> [What you will do]:
All of the material below is to be returned exactly.

╭─ Extracted data

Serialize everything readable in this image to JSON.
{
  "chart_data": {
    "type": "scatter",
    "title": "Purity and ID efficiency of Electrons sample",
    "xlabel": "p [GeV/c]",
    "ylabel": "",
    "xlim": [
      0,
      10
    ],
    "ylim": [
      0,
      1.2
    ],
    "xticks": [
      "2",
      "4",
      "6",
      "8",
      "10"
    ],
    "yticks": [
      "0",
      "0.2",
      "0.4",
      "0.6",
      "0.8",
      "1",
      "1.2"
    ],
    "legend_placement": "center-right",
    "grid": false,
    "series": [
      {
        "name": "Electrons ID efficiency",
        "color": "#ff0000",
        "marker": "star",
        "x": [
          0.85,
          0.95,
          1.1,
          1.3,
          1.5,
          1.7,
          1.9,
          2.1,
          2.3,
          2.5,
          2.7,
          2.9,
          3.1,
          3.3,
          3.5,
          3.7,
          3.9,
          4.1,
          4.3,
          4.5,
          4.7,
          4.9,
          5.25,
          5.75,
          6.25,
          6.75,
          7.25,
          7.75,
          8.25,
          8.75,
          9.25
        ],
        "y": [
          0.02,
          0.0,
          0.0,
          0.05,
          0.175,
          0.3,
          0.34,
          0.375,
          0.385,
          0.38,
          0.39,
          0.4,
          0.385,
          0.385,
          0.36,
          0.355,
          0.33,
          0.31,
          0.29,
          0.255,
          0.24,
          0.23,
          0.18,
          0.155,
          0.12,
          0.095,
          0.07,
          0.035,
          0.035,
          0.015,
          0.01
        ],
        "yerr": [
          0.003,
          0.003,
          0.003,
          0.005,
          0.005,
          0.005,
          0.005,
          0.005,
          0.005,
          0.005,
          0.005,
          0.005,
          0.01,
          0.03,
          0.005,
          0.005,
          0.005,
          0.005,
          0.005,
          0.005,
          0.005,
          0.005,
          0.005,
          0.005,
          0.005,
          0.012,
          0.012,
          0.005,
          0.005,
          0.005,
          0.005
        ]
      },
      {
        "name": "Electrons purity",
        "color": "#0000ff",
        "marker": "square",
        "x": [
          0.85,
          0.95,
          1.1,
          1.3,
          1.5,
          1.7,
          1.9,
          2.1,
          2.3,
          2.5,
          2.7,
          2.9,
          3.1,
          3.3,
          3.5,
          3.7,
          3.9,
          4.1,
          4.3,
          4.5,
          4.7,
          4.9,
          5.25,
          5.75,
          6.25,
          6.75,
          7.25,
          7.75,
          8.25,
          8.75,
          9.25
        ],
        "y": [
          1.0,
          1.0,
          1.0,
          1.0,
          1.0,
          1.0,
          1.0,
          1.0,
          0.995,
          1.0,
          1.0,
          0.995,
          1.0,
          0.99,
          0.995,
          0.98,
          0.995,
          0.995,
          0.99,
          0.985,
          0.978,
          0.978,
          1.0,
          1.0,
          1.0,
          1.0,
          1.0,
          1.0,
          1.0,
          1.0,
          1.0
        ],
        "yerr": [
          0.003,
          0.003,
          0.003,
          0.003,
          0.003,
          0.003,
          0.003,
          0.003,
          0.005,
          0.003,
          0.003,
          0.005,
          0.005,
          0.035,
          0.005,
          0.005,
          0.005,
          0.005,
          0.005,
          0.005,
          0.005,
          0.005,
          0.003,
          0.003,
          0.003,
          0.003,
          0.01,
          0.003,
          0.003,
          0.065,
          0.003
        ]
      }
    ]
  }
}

╰─

> [Complete output]:
Serialize everything readable in this image to JSON.
{
  "chart_data": {
    "type": "scatter",
    "title": "Purity and ID efficiency of Electrons sample",
    "xlabel": "p [GeV/c]",
    "ylabel": "",
    "xlim": [
      0,
      10
    ],
    "ylim": [
      0,
      1.2
    ],
    "xticks": [
      "2",
      "4",
      "6",
      "8",
      "10"
    ],
    "yticks": [
      "0",
      "0.2",
      "0.4",
      "0.6",
      "0.8",
      "1",
      "1.2"
    ],
    "legend_placement": "center-right",
    "grid": false,
    "series": [
      {
        "name": "Electrons ID efficiency",
        "color": "#ff0000",
        "marker": "star",
        "x": [
          0.85,
          0.95,
          1.1,
          1.3,
          1.5,
          1.7,
          1.9,
          2.1,
          2.3,
          2.5,
          2.7,
          2.9,
          3.1,
          3.3,
          3.5,
          3.7,
          3.9,
          4.1,
          4.3,
          4.5,
          4.7,
          4.9,
          5.25,
          5.75,
          6.25,
          6.75,
          7.25,
          7.75,
          8.25,
          8.75,
          9.25
        ],
        "y": [
          0.02,
          0.0,
          0.0,
          0.05,
          0.175,
          0.3,
          0.34,
          0.375,
          0.385,
          0.38,
          0.39,
          0.4,
          0.385,
          0.385,
          0.36,
          0.355,
          0.33,
          0.31,
          0.29,
          0.255,
          0.24,
          0.23,
          0.18,
          0.155,
          0.12,
          0.095,
          0.07,
          0.035,
          0.035,
          0.015,
          0.01
        ],
        "yerr": [
          0.003,
          0.003,
          0.003,
          0.005,
          0.005,
          0.005,
          0.005,
          0.005,
          0.005,
          0.005,
          0.005,
          0.005,
          0.01,
          0.03,
          0.005,
          0.005,
          0.005,
          0.005,
          0.005,
          0.005,
          0.005,
          0.005,
          0.005,
          0.005,
          0.005,
          0.012,
          0.012,
          0.005,
          0.005,
          0.005,
          0.005
        ]
      },
      {
        "name": "Electrons purity",
        "color": "#0000ff",
        "marker": "square",
        "x": [
          0.85,
          0.95,
          1.1,
          1.3,
          1.5,
          1.7,
          1.9,
          2.1,
          2.3,
          2.5,
          2.7,
          2.9,
          3.1,
          3.3,
          3.5,
          3.7,
          3.9,
          4.1,
          4.3,
          4.5,
          4.7,
          4.9,
          5.25,
          5.75,
          6.25,
          6.75,
          7.25,
          7.75,
          8.25,
          8.75,
          9.25
        ],
        "y": [
          1.0,
          1.0,
          1.0,
          1.0,
          1.0,
          1.0,
          1.0,
          1.0,
          0.995,
          1.0,
          1.0,
          0.995,
          1.0,
          0.99,
          0.995,
          0.98,
          0.995,
          0.995,
          0.99,
          0.985,
          0.978,
          0.978,
          1.0,
          1.0,
          1.0,
          1.0,
          1.0,
          1.0,
          1.0,
          1.0,
          1.0
        ],
        "yerr": [
          0.003,
          0.003,
          0.003,
          0.003,
          0.003,
          0.003,
          0.003,
          0.003,
          0.005,
          0.003,
          0.003,
          0.005,
          0.005,
          0.035,
          0.005,
          0.005,
          0.005,
          0.005,
          0.005,
          0.005,
          0.005,
          0.005,
          0.003,
          0.003,
          0.003,
          0.003,
          0.01,
          0.003,
          0.003,
          0.065,
          0.003
        ]
      }
    ]
  }
}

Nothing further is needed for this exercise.